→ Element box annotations
[START]

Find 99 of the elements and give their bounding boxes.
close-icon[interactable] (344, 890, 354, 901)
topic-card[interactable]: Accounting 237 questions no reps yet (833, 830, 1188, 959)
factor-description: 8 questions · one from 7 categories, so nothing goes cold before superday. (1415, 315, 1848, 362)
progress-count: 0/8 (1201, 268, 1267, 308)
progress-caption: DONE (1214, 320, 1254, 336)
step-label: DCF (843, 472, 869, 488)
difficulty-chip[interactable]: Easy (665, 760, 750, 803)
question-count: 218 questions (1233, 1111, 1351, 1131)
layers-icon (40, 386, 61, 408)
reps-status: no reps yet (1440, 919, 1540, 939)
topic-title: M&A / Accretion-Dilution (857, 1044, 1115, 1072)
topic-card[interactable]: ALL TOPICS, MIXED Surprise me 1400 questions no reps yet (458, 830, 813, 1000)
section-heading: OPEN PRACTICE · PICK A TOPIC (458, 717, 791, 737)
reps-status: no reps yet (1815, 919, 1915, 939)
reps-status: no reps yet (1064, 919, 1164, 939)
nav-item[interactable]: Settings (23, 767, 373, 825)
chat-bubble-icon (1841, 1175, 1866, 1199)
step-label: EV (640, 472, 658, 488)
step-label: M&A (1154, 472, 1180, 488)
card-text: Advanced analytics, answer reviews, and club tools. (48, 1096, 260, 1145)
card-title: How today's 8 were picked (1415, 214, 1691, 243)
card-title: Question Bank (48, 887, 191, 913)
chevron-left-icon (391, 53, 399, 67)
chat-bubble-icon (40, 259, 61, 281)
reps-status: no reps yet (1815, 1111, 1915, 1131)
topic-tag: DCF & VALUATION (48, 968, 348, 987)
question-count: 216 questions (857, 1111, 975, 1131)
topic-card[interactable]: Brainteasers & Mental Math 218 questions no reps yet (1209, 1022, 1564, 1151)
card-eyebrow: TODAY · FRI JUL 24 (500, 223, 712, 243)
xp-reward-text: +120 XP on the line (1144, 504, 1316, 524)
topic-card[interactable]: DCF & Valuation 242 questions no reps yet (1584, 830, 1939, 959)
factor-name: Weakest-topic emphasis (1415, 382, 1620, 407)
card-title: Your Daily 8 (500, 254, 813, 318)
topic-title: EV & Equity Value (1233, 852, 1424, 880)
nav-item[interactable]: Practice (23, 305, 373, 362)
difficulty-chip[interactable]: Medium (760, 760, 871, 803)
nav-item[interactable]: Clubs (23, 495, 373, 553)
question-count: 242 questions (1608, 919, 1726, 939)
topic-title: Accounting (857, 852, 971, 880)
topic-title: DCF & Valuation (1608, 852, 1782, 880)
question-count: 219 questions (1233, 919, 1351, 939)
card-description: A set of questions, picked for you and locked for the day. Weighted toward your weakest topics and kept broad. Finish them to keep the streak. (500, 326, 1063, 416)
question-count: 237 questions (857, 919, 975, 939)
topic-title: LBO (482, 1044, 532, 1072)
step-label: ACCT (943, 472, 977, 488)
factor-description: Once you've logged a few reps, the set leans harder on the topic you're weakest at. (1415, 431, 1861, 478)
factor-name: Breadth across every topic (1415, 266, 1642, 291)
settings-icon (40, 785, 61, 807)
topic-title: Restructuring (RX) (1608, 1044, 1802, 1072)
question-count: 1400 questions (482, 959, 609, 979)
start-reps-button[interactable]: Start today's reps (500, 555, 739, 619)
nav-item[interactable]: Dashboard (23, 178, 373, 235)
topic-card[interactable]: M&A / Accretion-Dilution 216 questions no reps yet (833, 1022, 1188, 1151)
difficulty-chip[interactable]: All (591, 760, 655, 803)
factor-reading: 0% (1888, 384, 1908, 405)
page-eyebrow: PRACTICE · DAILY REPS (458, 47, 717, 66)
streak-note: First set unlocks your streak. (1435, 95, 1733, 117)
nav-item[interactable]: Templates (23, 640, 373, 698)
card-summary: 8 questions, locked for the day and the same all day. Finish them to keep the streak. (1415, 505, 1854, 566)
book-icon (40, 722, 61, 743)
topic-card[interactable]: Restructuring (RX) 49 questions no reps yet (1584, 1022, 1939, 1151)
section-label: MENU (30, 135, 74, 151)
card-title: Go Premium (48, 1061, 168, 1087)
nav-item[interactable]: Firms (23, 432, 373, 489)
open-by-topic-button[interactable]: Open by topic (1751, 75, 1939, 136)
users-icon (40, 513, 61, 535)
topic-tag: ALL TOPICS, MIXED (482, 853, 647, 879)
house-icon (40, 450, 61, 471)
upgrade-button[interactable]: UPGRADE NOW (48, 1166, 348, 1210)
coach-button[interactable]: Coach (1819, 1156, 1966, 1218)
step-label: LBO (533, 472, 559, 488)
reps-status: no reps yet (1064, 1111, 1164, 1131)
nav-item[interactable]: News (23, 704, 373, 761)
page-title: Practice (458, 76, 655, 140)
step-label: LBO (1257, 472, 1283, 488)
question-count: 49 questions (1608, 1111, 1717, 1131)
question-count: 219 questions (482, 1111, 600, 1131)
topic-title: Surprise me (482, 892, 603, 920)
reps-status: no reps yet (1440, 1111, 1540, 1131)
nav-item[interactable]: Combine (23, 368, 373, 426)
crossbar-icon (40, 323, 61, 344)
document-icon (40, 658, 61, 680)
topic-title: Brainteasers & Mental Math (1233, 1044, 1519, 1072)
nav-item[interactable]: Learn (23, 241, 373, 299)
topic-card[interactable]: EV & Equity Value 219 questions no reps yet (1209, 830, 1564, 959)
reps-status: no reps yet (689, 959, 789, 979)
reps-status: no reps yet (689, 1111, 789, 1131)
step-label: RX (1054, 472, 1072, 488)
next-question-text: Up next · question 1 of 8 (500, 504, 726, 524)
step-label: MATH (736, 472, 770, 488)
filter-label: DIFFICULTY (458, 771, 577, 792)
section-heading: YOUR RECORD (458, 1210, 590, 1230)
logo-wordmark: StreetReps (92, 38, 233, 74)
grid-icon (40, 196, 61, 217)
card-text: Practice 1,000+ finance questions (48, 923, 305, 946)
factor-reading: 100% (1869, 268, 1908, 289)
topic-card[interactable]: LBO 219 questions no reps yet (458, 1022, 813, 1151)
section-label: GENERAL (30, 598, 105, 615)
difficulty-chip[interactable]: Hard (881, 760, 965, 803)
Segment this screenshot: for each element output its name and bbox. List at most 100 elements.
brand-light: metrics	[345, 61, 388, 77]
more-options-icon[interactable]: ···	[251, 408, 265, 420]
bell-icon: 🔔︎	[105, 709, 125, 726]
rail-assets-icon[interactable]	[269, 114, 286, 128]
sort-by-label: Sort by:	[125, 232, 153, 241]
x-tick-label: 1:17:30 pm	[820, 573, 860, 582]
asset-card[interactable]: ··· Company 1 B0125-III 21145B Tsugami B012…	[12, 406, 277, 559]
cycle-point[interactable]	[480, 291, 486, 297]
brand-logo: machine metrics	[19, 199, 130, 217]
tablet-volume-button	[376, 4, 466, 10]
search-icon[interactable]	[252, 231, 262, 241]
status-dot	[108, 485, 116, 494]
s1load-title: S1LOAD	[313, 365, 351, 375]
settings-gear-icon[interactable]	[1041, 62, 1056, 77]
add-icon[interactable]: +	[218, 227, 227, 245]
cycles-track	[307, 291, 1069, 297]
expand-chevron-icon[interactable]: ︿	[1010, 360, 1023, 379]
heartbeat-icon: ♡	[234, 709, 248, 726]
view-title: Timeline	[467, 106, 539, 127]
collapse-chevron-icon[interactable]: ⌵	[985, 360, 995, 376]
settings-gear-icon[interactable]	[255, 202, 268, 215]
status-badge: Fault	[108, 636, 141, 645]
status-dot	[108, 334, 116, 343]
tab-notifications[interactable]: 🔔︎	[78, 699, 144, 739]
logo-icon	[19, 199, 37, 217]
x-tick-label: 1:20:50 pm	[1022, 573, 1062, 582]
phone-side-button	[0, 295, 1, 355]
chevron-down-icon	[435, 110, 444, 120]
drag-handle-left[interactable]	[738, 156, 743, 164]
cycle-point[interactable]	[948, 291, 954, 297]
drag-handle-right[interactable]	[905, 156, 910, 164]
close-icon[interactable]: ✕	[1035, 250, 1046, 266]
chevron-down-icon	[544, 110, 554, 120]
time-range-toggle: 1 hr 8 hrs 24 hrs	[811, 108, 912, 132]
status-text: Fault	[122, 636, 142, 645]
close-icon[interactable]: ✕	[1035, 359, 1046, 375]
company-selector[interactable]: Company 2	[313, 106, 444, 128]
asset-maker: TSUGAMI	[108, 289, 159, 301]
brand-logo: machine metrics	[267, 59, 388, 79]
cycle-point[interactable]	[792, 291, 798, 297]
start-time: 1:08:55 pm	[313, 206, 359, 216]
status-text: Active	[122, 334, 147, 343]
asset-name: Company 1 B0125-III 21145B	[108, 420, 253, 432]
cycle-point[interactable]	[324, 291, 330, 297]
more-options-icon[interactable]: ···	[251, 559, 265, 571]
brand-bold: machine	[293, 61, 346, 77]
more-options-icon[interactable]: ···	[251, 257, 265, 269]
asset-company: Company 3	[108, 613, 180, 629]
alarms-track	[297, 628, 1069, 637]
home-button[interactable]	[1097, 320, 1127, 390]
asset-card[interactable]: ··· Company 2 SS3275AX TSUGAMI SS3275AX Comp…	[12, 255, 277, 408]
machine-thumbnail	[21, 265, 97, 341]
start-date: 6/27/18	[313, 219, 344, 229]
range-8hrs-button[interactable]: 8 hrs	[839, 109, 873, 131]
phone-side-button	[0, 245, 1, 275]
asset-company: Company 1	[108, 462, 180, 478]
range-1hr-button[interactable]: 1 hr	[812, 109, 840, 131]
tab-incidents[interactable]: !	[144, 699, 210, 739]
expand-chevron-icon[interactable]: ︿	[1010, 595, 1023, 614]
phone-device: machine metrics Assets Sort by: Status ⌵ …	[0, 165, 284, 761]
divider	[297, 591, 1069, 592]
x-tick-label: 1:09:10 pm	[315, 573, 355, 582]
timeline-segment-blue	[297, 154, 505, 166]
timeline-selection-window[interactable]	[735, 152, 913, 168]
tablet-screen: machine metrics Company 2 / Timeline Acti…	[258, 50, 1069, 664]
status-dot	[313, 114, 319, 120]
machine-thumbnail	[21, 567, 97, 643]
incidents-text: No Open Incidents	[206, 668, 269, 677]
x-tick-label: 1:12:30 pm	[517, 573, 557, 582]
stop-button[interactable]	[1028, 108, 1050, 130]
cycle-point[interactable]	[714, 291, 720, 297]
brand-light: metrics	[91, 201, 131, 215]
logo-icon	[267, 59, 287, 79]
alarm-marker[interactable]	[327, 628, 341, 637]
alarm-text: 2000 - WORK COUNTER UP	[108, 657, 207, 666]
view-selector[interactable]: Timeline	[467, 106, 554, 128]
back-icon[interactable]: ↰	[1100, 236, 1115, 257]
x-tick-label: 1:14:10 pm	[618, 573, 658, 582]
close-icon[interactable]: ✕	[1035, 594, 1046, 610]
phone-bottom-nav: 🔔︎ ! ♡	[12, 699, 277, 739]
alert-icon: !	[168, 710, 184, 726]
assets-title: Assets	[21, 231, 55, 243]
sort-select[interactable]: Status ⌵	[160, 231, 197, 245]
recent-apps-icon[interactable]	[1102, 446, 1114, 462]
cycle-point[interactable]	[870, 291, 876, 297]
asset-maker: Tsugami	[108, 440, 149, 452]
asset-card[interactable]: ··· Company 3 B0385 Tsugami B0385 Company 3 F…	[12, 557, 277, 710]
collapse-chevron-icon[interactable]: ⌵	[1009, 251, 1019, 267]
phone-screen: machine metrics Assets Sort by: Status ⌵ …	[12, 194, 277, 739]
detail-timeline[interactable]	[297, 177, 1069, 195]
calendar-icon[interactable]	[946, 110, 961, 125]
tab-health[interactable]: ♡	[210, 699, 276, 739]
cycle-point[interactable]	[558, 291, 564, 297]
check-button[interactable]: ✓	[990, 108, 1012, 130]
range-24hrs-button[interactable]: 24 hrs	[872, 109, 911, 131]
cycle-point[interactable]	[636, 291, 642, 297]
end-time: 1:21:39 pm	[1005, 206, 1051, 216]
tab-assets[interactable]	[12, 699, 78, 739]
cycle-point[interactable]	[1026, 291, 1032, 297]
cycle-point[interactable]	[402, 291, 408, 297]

[END]

→ WHAT THE EXERCISE ASKS
Retype the records without any changes, starting at the first line and stopping after the line that contains "step-label: DCF (843, 472, 869, 488)".

→ EXERCISE RESULT
Find 99 of the elements and give their bounding boxes.
close-icon[interactable] (344, 890, 354, 901)
topic-card[interactable]: Accounting 237 questions no reps yet (833, 830, 1188, 959)
factor-description: 8 questions · one from 7 categories, so nothing goes cold before superday. (1415, 315, 1848, 362)
progress-count: 0/8 (1201, 268, 1267, 308)
progress-caption: DONE (1214, 320, 1254, 336)
step-label: DCF (843, 472, 869, 488)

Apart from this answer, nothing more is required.